Extract every line of the material that holds the string "dataset".

################

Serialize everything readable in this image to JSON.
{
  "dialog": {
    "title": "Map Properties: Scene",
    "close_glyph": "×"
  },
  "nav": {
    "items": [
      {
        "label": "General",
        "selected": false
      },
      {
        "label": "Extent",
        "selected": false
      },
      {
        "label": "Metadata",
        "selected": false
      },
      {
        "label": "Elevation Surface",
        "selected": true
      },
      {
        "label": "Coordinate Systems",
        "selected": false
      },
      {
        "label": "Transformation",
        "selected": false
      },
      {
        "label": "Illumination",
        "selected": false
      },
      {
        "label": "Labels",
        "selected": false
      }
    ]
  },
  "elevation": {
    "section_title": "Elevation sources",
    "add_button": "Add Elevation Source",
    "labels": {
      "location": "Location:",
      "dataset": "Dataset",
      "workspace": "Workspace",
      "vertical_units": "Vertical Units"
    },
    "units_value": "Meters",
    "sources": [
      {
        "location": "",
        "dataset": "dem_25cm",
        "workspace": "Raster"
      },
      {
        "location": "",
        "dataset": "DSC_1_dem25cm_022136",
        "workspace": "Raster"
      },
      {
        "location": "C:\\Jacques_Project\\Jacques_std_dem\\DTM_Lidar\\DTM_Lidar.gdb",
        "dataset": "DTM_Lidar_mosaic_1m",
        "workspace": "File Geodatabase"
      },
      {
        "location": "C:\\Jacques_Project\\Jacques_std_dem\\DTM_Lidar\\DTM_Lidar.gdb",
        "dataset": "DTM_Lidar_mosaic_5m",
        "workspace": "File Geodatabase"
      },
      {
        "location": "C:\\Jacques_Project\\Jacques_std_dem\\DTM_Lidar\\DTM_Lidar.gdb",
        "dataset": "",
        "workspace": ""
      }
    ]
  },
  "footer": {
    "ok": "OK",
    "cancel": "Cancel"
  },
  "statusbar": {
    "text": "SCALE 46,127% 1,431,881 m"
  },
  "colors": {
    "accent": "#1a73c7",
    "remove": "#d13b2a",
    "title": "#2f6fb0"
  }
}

################

> _FINISHED ANSWER_:
      "dataset": "Dataset",
        "dataset": "dem_25cm",
        "dataset": "DSC_1_dem25cm_022136",
        "dataset": "DTM_Lidar_mosaic_1m",
        "dataset": "DTM_Lidar_mosaic_5m",
        "dataset": "",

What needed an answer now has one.